• _Task to complete_
Every line that contains the word "JSON" should be copied.

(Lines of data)
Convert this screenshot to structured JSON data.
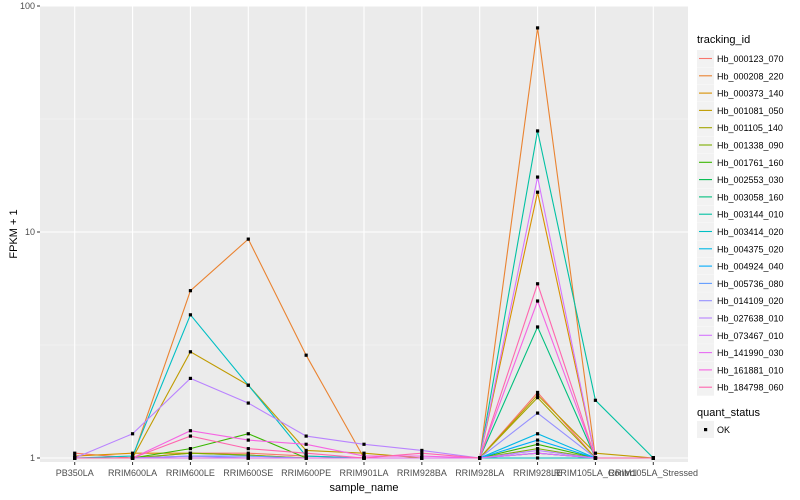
{
  "chart_data": {
    "type": "line",
    "title": "",
    "xlabel": "sample_name",
    "ylabel": "FPKM + 1",
    "yscale": "log10",
    "ylim": [
      0.96,
      100
    ],
    "yticks": [
      1,
      10,
      100
    ],
    "ytick_labels": [
      "1",
      "10",
      "100"
    ],
    "grid": true,
    "legend_placement": "right",
    "legend_title": "tracking_id",
    "shape_legend_title": "quant_status",
    "shape_legend_entries": [
      "OK"
    ],
    "categories": [
      "PB350LA",
      "RRIM600LA",
      "RRIM600LE",
      "RRIM600SE",
      "RRIM600PE",
      "RRIM901LA",
      "RRIM928BA",
      "RRIM928LA",
      "RRIM928LE",
      "RRIM105LA_Control",
      "RRIM105LA_Stressed"
    ],
    "series": [
      {
        "name": "Hb_000123_070",
        "color": "#F8766D",
        "values": [
          1.05,
          1.0,
          1.05,
          1.05,
          1.02,
          1.0,
          1.0,
          1.0,
          1.95,
          1.0,
          1.0
        ]
      },
      {
        "name": "Hb_000208_220",
        "color": "#EA8331",
        "values": [
          1.0,
          1.0,
          5.5,
          9.3,
          2.85,
          1.0,
          1.0,
          1.0,
          80.0,
          1.0,
          1.0
        ]
      },
      {
        "name": "Hb_000373_140",
        "color": "#D89000",
        "values": [
          1.02,
          1.05,
          1.05,
          1.03,
          1.0,
          1.0,
          1.0,
          1.0,
          15.0,
          1.0,
          1.0
        ]
      },
      {
        "name": "Hb_001081_050",
        "color": "#C09B00",
        "values": [
          1.0,
          1.0,
          2.95,
          2.1,
          1.08,
          1.05,
          1.0,
          1.0,
          1.9,
          1.05,
          1.0
        ]
      },
      {
        "name": "Hb_001105_140",
        "color": "#A3A500",
        "values": [
          1.0,
          1.0,
          1.0,
          1.0,
          1.0,
          1.0,
          1.0,
          1.0,
          1.85,
          1.0,
          1.0
        ]
      },
      {
        "name": "Hb_001338_090",
        "color": "#7CAE00",
        "values": [
          1.0,
          1.0,
          1.05,
          1.03,
          1.0,
          1.0,
          1.0,
          1.0,
          1.1,
          1.0,
          1.0
        ]
      },
      {
        "name": "Hb_001761_160",
        "color": "#39B600",
        "values": [
          1.0,
          1.0,
          1.1,
          1.28,
          1.0,
          1.0,
          1.0,
          1.0,
          1.15,
          1.0,
          1.0
        ]
      },
      {
        "name": "Hb_002553_030",
        "color": "#00BB4E",
        "values": [
          1.0,
          1.0,
          1.0,
          1.0,
          1.0,
          1.0,
          1.0,
          1.0,
          1.05,
          1.0,
          1.0
        ]
      },
      {
        "name": "Hb_003058_160",
        "color": "#00BF7D",
        "values": [
          1.0,
          1.0,
          1.0,
          1.0,
          1.0,
          1.0,
          1.0,
          1.0,
          3.8,
          1.0,
          1.0
        ]
      },
      {
        "name": "Hb_003144_010",
        "color": "#00C1A3",
        "values": [
          1.0,
          1.0,
          1.0,
          1.0,
          1.0,
          1.0,
          1.0,
          1.0,
          28.0,
          1.8,
          1.0
        ]
      },
      {
        "name": "Hb_003414_020",
        "color": "#00BFC4",
        "values": [
          1.0,
          1.02,
          4.3,
          2.1,
          1.02,
          1.0,
          1.0,
          1.0,
          1.0,
          1.0,
          1.0
        ]
      },
      {
        "name": "Hb_004375_020",
        "color": "#00B8E5",
        "values": [
          1.0,
          1.0,
          1.0,
          1.0,
          1.0,
          1.0,
          1.0,
          1.0,
          1.28,
          1.0,
          1.0
        ]
      },
      {
        "name": "Hb_004924_040",
        "color": "#00ACFC",
        "values": [
          1.0,
          1.0,
          1.0,
          1.0,
          1.0,
          1.0,
          1.0,
          1.0,
          1.2,
          1.0,
          1.0
        ]
      },
      {
        "name": "Hb_005736_080",
        "color": "#619CFF",
        "values": [
          1.0,
          1.0,
          1.02,
          1.02,
          1.0,
          1.0,
          1.0,
          1.0,
          1.05,
          1.0,
          1.0
        ]
      },
      {
        "name": "Hb_014109_020",
        "color": "#9590FF",
        "values": [
          1.0,
          1.0,
          1.02,
          1.0,
          1.0,
          1.0,
          1.0,
          1.0,
          1.58,
          1.0,
          1.0
        ]
      },
      {
        "name": "Hb_027638_010",
        "color": "#B983FF",
        "values": [
          1.0,
          1.28,
          2.25,
          1.75,
          1.25,
          1.15,
          1.08,
          1.0,
          1.08,
          1.0,
          1.0
        ]
      },
      {
        "name": "Hb_073467_010",
        "color": "#D575FE",
        "values": [
          1.0,
          1.0,
          1.0,
          1.0,
          1.0,
          1.0,
          1.0,
          1.0,
          17.5,
          1.0,
          1.0
        ]
      },
      {
        "name": "Hb_141990_030",
        "color": "#E76BF3",
        "values": [
          1.0,
          1.0,
          1.0,
          1.0,
          1.0,
          1.0,
          1.0,
          1.0,
          1.05,
          1.0,
          1.0
        ]
      },
      {
        "name": "Hb_161881_010",
        "color": "#F564E3",
        "values": [
          1.0,
          1.0,
          1.32,
          1.2,
          1.15,
          1.02,
          1.02,
          1.0,
          4.95,
          1.0,
          1.0
        ]
      },
      {
        "name": "Hb_184798_060",
        "color": "#FF65AE",
        "values": [
          1.0,
          1.0,
          1.25,
          1.1,
          1.05,
          1.0,
          1.05,
          1.0,
          5.9,
          1.0,
          1.0
        ]
      }
    ]
  }
}
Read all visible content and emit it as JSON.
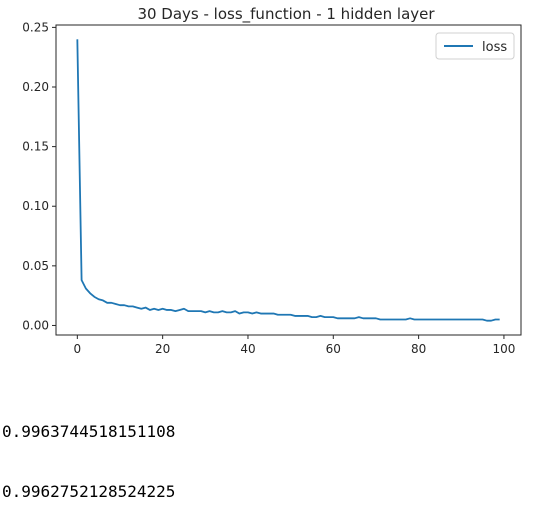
{
  "chart_data": {
    "type": "line",
    "title": "30 Days - loss_function - 1 hidden layer",
    "xlabel": "",
    "ylabel": "",
    "xlim": [
      -5,
      104
    ],
    "ylim": [
      -0.008,
      0.252
    ],
    "xticks": [
      0,
      20,
      40,
      60,
      80,
      100
    ],
    "xtick_labels": [
      "0",
      "20",
      "40",
      "60",
      "80",
      "100"
    ],
    "yticks": [
      0.0,
      0.05,
      0.1,
      0.15,
      0.2,
      0.25
    ],
    "ytick_labels": [
      "0.00",
      "0.05",
      "0.10",
      "0.15",
      "0.20",
      "0.25"
    ],
    "grid": false,
    "legend_position": "top-right",
    "series": [
      {
        "name": "loss",
        "color": "#1f77b4",
        "x": [
          0,
          1,
          2,
          3,
          4,
          5,
          6,
          7,
          8,
          9,
          10,
          11,
          12,
          13,
          14,
          15,
          16,
          17,
          18,
          19,
          20,
          21,
          22,
          23,
          24,
          25,
          26,
          27,
          28,
          29,
          30,
          31,
          32,
          33,
          34,
          35,
          36,
          37,
          38,
          39,
          40,
          41,
          42,
          43,
          44,
          45,
          46,
          47,
          48,
          49,
          50,
          51,
          52,
          53,
          54,
          55,
          56,
          57,
          58,
          59,
          60,
          61,
          62,
          63,
          64,
          65,
          66,
          67,
          68,
          69,
          70,
          71,
          72,
          73,
          74,
          75,
          76,
          77,
          78,
          79,
          80,
          81,
          82,
          83,
          84,
          85,
          86,
          87,
          88,
          89,
          90,
          91,
          92,
          93,
          94,
          95,
          96,
          97,
          98,
          99
        ],
        "values": [
          0.24,
          0.038,
          0.031,
          0.027,
          0.024,
          0.022,
          0.021,
          0.019,
          0.019,
          0.018,
          0.017,
          0.017,
          0.016,
          0.016,
          0.015,
          0.014,
          0.015,
          0.013,
          0.014,
          0.013,
          0.014,
          0.013,
          0.013,
          0.012,
          0.013,
          0.014,
          0.012,
          0.012,
          0.012,
          0.012,
          0.011,
          0.012,
          0.011,
          0.011,
          0.012,
          0.011,
          0.011,
          0.012,
          0.01,
          0.011,
          0.011,
          0.01,
          0.011,
          0.01,
          0.01,
          0.01,
          0.01,
          0.009,
          0.009,
          0.009,
          0.009,
          0.008,
          0.008,
          0.008,
          0.008,
          0.007,
          0.007,
          0.008,
          0.007,
          0.007,
          0.007,
          0.006,
          0.006,
          0.006,
          0.006,
          0.006,
          0.007,
          0.006,
          0.006,
          0.006,
          0.006,
          0.005,
          0.005,
          0.005,
          0.005,
          0.005,
          0.005,
          0.005,
          0.006,
          0.005,
          0.005,
          0.005,
          0.005,
          0.005,
          0.005,
          0.005,
          0.005,
          0.005,
          0.005,
          0.005,
          0.005,
          0.005,
          0.005,
          0.005,
          0.005,
          0.005,
          0.004,
          0.004,
          0.005,
          0.005
        ]
      }
    ]
  },
  "output_lines": [
    "0.9963744518151108",
    "0.9962752128524225"
  ]
}
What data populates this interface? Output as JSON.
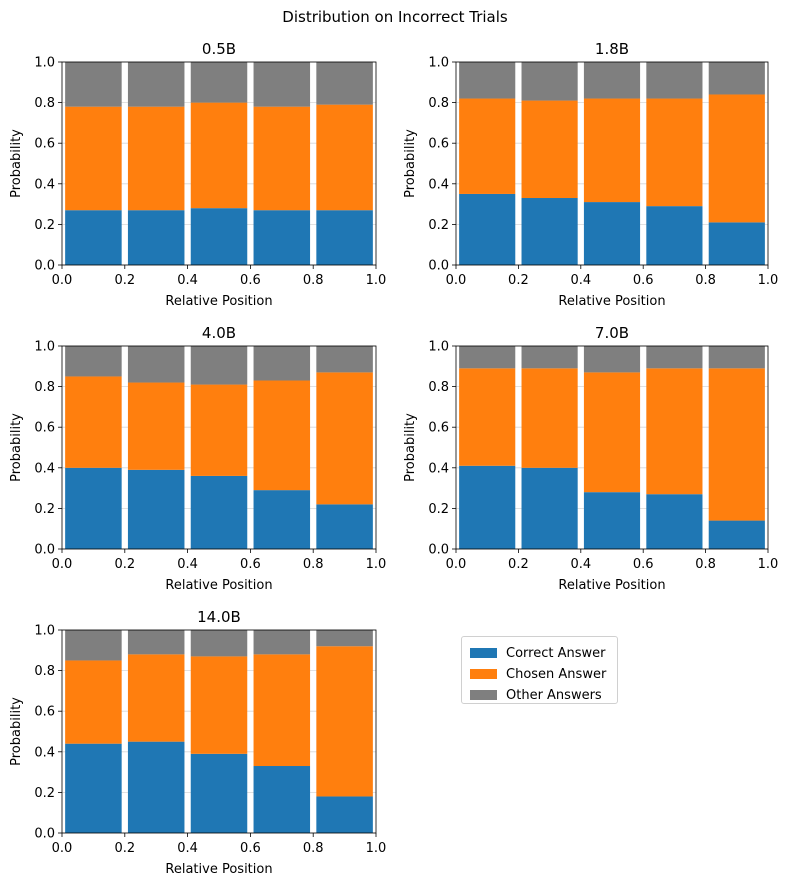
{
  "suptitle": "Distribution on Incorrect Trials",
  "colors": {
    "correct": "#1f77b4",
    "chosen": "#ff7f0e",
    "other": "#7f7f7f"
  },
  "legend": {
    "placement": "right of bottom-left panel",
    "entries": [
      {
        "label": "Correct Answer",
        "color_key": "correct"
      },
      {
        "label": "Chosen Answer",
        "color_key": "chosen"
      },
      {
        "label": "Other Answers",
        "color_key": "other"
      }
    ]
  },
  "chart_data": [
    {
      "type": "bar",
      "stacked": true,
      "title": "0.5B",
      "xlabel": "Relative Position",
      "ylabel": "Probability",
      "xlim": [
        0.0,
        1.0
      ],
      "ylim": [
        0.0,
        1.0
      ],
      "xticks": [
        "0.0",
        "0.2",
        "0.4",
        "0.6",
        "0.8",
        "1.0"
      ],
      "yticks": [
        "0.0",
        "0.2",
        "0.4",
        "0.6",
        "0.8",
        "1.0"
      ],
      "grid": "horizontal",
      "x": [
        0.1,
        0.3,
        0.5,
        0.7,
        0.9
      ],
      "series": [
        {
          "name": "Correct Answer",
          "values": [
            0.27,
            0.27,
            0.28,
            0.27,
            0.27
          ]
        },
        {
          "name": "Chosen Answer",
          "values": [
            0.51,
            0.51,
            0.52,
            0.51,
            0.52
          ]
        },
        {
          "name": "Other Answers",
          "values": [
            0.22,
            0.22,
            0.2,
            0.22,
            0.21
          ]
        }
      ]
    },
    {
      "type": "bar",
      "stacked": true,
      "title": "1.8B",
      "xlabel": "Relative Position",
      "ylabel": "Probability",
      "xlim": [
        0.0,
        1.0
      ],
      "ylim": [
        0.0,
        1.0
      ],
      "xticks": [
        "0.0",
        "0.2",
        "0.4",
        "0.6",
        "0.8",
        "1.0"
      ],
      "yticks": [
        "0.0",
        "0.2",
        "0.4",
        "0.6",
        "0.8",
        "1.0"
      ],
      "grid": "horizontal",
      "x": [
        0.1,
        0.3,
        0.5,
        0.7,
        0.9
      ],
      "series": [
        {
          "name": "Correct Answer",
          "values": [
            0.35,
            0.33,
            0.31,
            0.29,
            0.21
          ]
        },
        {
          "name": "Chosen Answer",
          "values": [
            0.47,
            0.48,
            0.51,
            0.53,
            0.63
          ]
        },
        {
          "name": "Other Answers",
          "values": [
            0.18,
            0.19,
            0.18,
            0.18,
            0.16
          ]
        }
      ]
    },
    {
      "type": "bar",
      "stacked": true,
      "title": "4.0B",
      "xlabel": "Relative Position",
      "ylabel": "Probability",
      "xlim": [
        0.0,
        1.0
      ],
      "ylim": [
        0.0,
        1.0
      ],
      "xticks": [
        "0.0",
        "0.2",
        "0.4",
        "0.6",
        "0.8",
        "1.0"
      ],
      "yticks": [
        "0.0",
        "0.2",
        "0.4",
        "0.6",
        "0.8",
        "1.0"
      ],
      "grid": "horizontal",
      "x": [
        0.1,
        0.3,
        0.5,
        0.7,
        0.9
      ],
      "series": [
        {
          "name": "Correct Answer",
          "values": [
            0.4,
            0.39,
            0.36,
            0.29,
            0.22
          ]
        },
        {
          "name": "Chosen Answer",
          "values": [
            0.45,
            0.43,
            0.45,
            0.54,
            0.65
          ]
        },
        {
          "name": "Other Answers",
          "values": [
            0.15,
            0.18,
            0.19,
            0.17,
            0.13
          ]
        }
      ]
    },
    {
      "type": "bar",
      "stacked": true,
      "title": "7.0B",
      "xlabel": "Relative Position",
      "ylabel": "Probability",
      "xlim": [
        0.0,
        1.0
      ],
      "ylim": [
        0.0,
        1.0
      ],
      "xticks": [
        "0.0",
        "0.2",
        "0.4",
        "0.6",
        "0.8",
        "1.0"
      ],
      "yticks": [
        "0.0",
        "0.2",
        "0.4",
        "0.6",
        "0.8",
        "1.0"
      ],
      "grid": "horizontal",
      "x": [
        0.1,
        0.3,
        0.5,
        0.7,
        0.9
      ],
      "series": [
        {
          "name": "Correct Answer",
          "values": [
            0.41,
            0.4,
            0.28,
            0.27,
            0.14
          ]
        },
        {
          "name": "Chosen Answer",
          "values": [
            0.48,
            0.49,
            0.59,
            0.62,
            0.75
          ]
        },
        {
          "name": "Other Answers",
          "values": [
            0.11,
            0.11,
            0.13,
            0.11,
            0.11
          ]
        }
      ]
    },
    {
      "type": "bar",
      "stacked": true,
      "title": "14.0B",
      "xlabel": "Relative Position",
      "ylabel": "Probability",
      "xlim": [
        0.0,
        1.0
      ],
      "ylim": [
        0.0,
        1.0
      ],
      "xticks": [
        "0.0",
        "0.2",
        "0.4",
        "0.6",
        "0.8",
        "1.0"
      ],
      "yticks": [
        "0.0",
        "0.2",
        "0.4",
        "0.6",
        "0.8",
        "1.0"
      ],
      "grid": "horizontal",
      "x": [
        0.1,
        0.3,
        0.5,
        0.7,
        0.9
      ],
      "series": [
        {
          "name": "Correct Answer",
          "values": [
            0.44,
            0.45,
            0.39,
            0.33,
            0.18
          ]
        },
        {
          "name": "Chosen Answer",
          "values": [
            0.41,
            0.43,
            0.48,
            0.55,
            0.74
          ]
        },
        {
          "name": "Other Answers",
          "values": [
            0.15,
            0.12,
            0.13,
            0.12,
            0.08
          ]
        }
      ]
    }
  ]
}
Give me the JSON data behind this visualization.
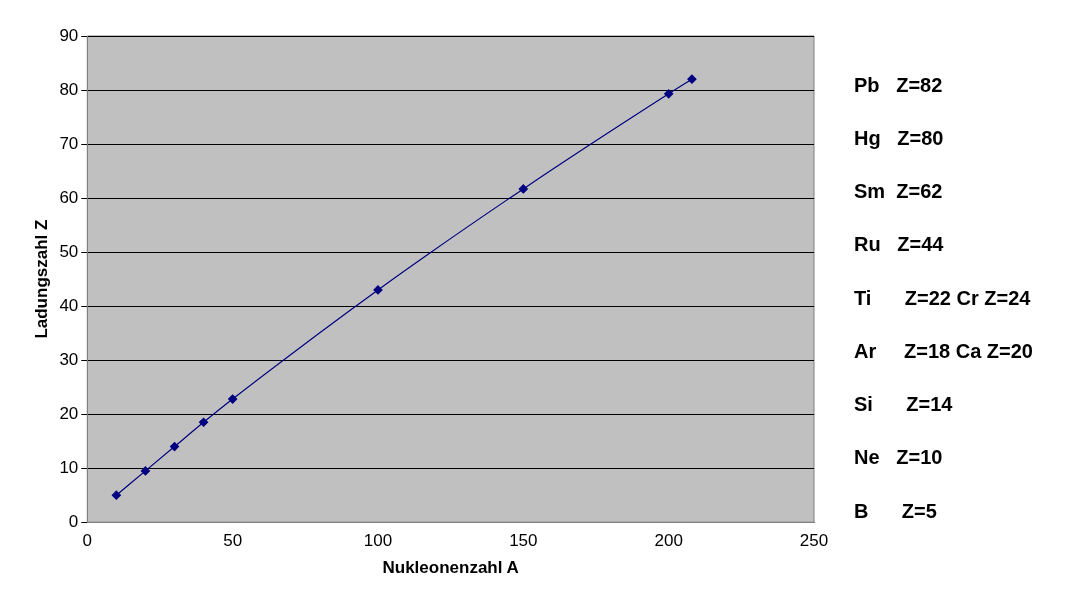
{
  "chart_data": {
    "type": "line",
    "xlabel": "Nukleonenzahl A",
    "ylabel": "Ladungszahl Z",
    "x": [
      10,
      20,
      30,
      40,
      50,
      100,
      150,
      200,
      208
    ],
    "series": [
      {
        "color": "#000080",
        "values": [
          5,
          9.5,
          14,
          18.5,
          22.8,
          43,
          61.7,
          79.3,
          82
        ]
      }
    ],
    "xlim": [
      0,
      250
    ],
    "xticks": [
      0,
      50,
      100,
      150,
      200,
      250
    ],
    "ylim": [
      0,
      90
    ],
    "yticks": [
      0,
      10,
      20,
      30,
      40,
      50,
      60,
      70,
      80,
      90
    ],
    "grid": "y",
    "marker": "diamond",
    "line_style": "solid",
    "legend": false,
    "annotations": [
      "Pb   Z=82",
      "Hg   Z=80",
      "Sm  Z=62",
      "Ru   Z=44",
      "Ti      Z=22 Cr Z=24",
      "Ar     Z=18 Ca Z=20",
      "Si      Z=14",
      "Ne   Z=10",
      "B      Z=5"
    ]
  }
}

• _Written reply_
Convert this screenshot to structured JSON data.
Read all visible content and emit it as JSON.
What data populates this interface? Output as JSON.
Give me the JSON data behind this visualization.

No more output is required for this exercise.